• [Requirement]: Scan the material below for the string "النحاة", and copy every line where it shows up.
[Start of Listed records]
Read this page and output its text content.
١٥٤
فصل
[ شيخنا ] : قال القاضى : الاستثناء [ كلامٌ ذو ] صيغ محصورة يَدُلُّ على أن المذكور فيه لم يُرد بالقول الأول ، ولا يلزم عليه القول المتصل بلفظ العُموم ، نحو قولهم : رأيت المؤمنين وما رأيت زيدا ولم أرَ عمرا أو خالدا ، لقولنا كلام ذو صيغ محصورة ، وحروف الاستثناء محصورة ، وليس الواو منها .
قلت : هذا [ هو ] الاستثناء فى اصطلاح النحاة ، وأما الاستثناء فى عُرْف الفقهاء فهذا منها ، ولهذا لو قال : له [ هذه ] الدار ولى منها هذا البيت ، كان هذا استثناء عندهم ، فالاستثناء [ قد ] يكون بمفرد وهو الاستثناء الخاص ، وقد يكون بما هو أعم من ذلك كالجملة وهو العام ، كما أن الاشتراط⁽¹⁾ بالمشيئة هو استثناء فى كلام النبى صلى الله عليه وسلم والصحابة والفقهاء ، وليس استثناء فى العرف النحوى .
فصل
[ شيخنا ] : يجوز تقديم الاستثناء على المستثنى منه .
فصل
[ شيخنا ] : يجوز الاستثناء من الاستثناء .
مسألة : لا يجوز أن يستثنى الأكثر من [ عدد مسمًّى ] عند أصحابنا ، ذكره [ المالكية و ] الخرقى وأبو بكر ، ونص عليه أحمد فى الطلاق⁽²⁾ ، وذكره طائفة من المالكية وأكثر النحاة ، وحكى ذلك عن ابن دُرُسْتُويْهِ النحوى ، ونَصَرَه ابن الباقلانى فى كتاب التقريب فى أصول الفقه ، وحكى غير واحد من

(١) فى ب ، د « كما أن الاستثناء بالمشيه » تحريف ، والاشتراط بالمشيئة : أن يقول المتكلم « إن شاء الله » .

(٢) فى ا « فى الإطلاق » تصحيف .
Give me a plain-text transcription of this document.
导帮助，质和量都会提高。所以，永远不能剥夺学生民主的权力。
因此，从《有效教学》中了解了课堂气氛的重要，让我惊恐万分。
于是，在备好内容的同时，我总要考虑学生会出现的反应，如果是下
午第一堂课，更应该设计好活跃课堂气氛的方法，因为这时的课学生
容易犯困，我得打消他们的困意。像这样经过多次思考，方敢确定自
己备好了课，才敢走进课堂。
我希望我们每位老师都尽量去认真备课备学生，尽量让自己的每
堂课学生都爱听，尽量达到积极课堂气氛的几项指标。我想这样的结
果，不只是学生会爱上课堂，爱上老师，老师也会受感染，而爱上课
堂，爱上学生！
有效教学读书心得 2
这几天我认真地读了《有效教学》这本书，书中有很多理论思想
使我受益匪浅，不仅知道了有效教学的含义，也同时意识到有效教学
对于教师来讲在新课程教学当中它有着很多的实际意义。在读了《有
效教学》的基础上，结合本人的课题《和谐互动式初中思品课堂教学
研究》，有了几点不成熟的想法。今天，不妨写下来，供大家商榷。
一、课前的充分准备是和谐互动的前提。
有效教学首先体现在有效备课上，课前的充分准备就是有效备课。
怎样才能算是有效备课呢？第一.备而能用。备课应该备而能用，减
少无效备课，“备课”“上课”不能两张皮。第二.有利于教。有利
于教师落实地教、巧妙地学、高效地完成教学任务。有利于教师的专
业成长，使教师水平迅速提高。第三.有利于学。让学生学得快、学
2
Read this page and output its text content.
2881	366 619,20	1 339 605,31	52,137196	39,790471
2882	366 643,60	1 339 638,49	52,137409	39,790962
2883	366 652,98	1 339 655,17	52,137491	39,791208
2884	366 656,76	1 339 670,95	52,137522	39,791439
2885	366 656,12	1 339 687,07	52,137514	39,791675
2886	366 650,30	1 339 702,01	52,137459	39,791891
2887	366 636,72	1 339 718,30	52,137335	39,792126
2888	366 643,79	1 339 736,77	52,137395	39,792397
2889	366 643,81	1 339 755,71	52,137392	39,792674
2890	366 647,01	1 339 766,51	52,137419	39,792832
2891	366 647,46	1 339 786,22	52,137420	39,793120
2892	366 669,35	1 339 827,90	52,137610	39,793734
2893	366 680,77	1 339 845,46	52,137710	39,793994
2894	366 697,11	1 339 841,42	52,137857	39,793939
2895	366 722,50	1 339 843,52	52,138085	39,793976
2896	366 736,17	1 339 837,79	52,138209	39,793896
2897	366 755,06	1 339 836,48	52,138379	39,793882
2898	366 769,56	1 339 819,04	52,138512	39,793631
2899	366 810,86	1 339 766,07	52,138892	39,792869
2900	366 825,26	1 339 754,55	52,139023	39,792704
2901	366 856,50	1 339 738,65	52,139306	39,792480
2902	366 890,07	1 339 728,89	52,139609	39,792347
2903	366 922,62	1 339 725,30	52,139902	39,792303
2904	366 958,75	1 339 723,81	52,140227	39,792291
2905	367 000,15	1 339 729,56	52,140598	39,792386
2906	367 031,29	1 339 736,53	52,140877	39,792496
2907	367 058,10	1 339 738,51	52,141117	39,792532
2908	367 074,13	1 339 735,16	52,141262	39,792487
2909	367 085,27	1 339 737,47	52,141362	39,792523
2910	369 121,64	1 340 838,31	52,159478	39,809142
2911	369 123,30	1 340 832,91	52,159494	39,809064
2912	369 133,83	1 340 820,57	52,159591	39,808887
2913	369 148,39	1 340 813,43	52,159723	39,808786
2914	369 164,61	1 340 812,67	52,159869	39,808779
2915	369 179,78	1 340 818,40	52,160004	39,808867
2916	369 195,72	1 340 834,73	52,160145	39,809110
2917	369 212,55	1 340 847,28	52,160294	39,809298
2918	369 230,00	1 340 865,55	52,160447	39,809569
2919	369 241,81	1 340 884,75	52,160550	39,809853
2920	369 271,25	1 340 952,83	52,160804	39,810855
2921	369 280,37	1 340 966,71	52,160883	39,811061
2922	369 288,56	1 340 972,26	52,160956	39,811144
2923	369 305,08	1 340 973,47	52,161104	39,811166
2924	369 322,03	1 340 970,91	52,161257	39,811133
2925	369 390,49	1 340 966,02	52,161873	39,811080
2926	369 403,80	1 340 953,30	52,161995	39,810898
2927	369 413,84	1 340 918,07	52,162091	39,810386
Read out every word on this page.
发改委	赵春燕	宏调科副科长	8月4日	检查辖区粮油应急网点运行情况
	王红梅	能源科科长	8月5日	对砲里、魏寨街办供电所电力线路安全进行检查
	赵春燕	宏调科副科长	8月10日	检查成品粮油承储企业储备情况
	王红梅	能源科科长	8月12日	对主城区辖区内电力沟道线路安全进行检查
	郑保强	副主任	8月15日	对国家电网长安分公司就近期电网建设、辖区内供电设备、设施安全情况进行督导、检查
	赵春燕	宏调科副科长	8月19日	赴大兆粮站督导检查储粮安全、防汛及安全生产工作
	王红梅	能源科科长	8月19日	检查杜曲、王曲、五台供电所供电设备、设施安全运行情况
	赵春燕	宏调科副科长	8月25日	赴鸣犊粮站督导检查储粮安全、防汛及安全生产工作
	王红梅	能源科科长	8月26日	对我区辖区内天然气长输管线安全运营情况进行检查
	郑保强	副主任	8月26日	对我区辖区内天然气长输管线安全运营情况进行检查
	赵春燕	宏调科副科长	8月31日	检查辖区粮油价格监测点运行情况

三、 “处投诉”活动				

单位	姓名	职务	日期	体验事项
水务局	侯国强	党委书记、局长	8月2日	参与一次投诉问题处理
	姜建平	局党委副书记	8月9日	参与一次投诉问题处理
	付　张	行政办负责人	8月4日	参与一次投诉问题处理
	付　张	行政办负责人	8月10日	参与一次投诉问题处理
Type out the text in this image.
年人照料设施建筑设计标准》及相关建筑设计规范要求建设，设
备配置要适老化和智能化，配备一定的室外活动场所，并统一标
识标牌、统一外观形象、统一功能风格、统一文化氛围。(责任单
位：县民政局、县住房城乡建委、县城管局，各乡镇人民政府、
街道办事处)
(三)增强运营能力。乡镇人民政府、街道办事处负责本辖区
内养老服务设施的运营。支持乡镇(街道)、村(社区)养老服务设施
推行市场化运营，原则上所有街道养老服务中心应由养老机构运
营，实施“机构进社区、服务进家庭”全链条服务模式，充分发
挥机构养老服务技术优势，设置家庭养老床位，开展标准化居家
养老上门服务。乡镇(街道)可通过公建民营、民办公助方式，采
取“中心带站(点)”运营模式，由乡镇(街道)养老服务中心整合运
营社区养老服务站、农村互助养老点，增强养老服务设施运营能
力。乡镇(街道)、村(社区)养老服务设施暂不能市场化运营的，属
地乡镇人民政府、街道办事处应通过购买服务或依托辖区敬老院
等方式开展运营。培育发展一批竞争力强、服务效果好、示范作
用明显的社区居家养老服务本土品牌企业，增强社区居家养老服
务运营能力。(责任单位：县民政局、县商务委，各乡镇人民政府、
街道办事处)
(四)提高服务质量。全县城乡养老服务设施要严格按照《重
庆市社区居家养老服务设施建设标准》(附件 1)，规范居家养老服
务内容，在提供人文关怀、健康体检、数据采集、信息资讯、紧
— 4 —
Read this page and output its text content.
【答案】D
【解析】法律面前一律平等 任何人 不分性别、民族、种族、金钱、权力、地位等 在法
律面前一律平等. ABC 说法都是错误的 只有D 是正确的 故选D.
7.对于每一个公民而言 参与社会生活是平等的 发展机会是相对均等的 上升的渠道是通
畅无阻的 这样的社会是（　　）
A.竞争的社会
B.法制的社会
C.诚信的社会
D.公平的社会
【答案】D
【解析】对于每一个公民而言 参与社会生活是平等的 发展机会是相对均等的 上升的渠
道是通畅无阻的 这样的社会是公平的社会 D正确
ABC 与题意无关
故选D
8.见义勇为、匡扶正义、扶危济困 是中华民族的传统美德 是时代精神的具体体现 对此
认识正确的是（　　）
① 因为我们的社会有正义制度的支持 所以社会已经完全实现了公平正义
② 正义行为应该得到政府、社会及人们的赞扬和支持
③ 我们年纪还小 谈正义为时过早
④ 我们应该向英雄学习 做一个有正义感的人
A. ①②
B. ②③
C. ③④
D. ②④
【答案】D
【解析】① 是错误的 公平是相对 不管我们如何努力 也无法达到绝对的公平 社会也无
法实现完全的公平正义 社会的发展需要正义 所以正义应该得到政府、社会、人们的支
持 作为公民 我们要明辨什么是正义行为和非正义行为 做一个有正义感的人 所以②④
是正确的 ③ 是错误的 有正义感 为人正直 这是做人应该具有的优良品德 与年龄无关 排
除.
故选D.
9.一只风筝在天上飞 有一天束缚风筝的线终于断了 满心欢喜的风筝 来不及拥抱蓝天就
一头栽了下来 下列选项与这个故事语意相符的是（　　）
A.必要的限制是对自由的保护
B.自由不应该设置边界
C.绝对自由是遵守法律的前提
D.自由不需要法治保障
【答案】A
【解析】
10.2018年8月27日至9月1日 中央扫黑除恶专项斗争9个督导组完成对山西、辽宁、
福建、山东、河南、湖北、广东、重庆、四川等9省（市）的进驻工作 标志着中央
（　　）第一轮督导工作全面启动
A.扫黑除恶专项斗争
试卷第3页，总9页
[End of Listed records]
• [Response]:
قلت : هذا [ هو ] الاستثناء فى اصطلاح النحاة ، وأما الاستثناء فى عُرْف الفقهاء فهذا منها ، ولهذا لو قال : له [ هذه ] الدار ولى منها هذا البيت ، كان هذا استثناء عندهم ، فالاستثناء [ قد ] يكون بمفرد وهو الاستثناء الخاص ، وقد يكون بما هو أعم من ذلك كالجملة وهو العام ، كما أن الاشتراط⁽¹⁾ بالمشيئة هو استثناء فى كلام النبى صلى الله عليه وسلم والصحابة والفقهاء ، وليس استثناء فى العرف النحوى .
مسألة : لا يجوز أن يستثنى الأكثر من [ عدد مسمًّى ] عند أصحابنا ، ذكره [ المالكية و ] الخرقى وأبو بكر ، ونص عليه أحمد فى الطلاق⁽²⁾ ، وذكره طائفة من المالكية وأكثر النحاة ، وحكى ذلك عن ابن دُرُسْتُويْهِ النحوى ، ونَصَرَه ابن الباقلانى فى كتاب التقريب فى أصول الفقه ، وحكى غير واحد من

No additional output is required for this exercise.